[STATED EXERCISE]:
Return the number of lines that include the string "симптомы", without any other text.

[RAW RECORDS]:
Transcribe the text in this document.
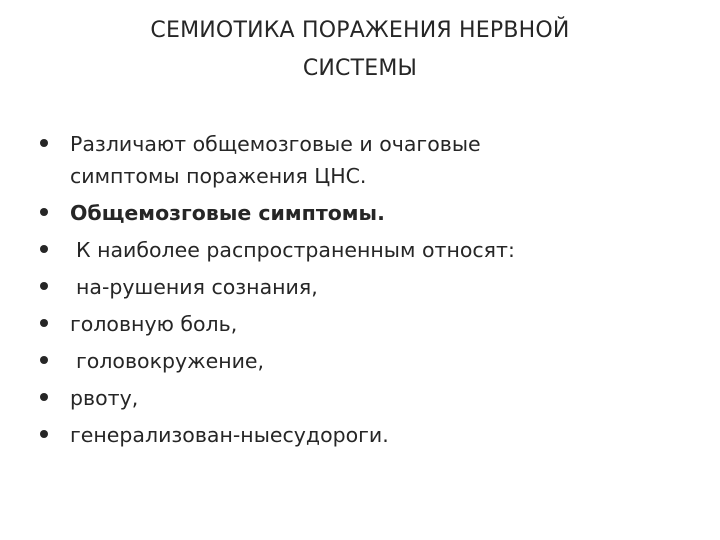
СЕМИОТИКА ПОРАЖЕНИЯ НЕРВНОЙ
СИСТЕМЫ
Различают общемозговые и очаговые
симптомы поражения ЦНС.
Общемозговые симптомы.
К наиболее распространенным относят:
на-рушения сознания,
головную боль,
головокружение,
рвоту,
генерализован-ныесудороги.
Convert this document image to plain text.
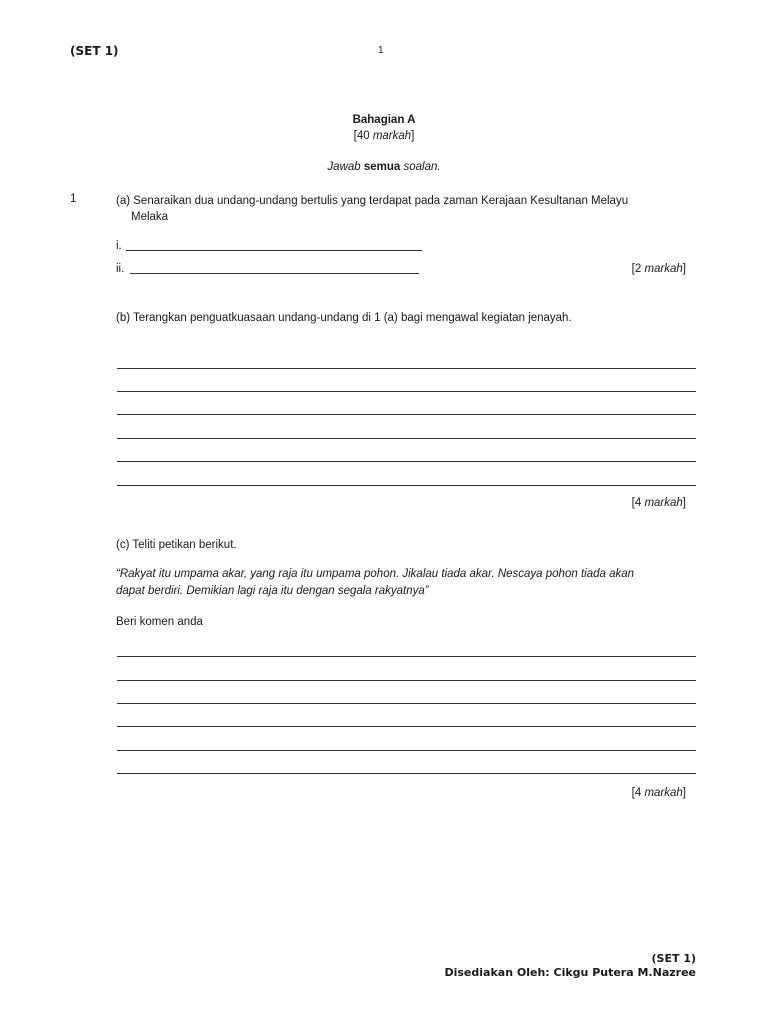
(SET 1)	1
Bahagian A
[40 markah]
Jawab semua soalan.
1	(a) Senaraikan dua undang-undang bertulis yang terdapat pada zaman Kerajaan Kesultanan Melayu
Melaka
i.
ii.	[2 markah]
(b) Terangkan penguatkuasaan undang-undang di 1 (a) bagi mengawal kegiatan jenayah.
[4 markah]
(c) Teliti petikan berikut.
“Rakyat itu umpama akar, yang raja itu umpama pohon. Jikalau tiada akar. Nescaya pohon tiada akan
dapat berdiri. Demikian lagi raja itu dengan segala rakyatnya”
Beri komen anda
[4 markah]
(SET 1)
Disediakan Oleh: Cikgu Putera M.Nazree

[RESPONSE BELOW]:
2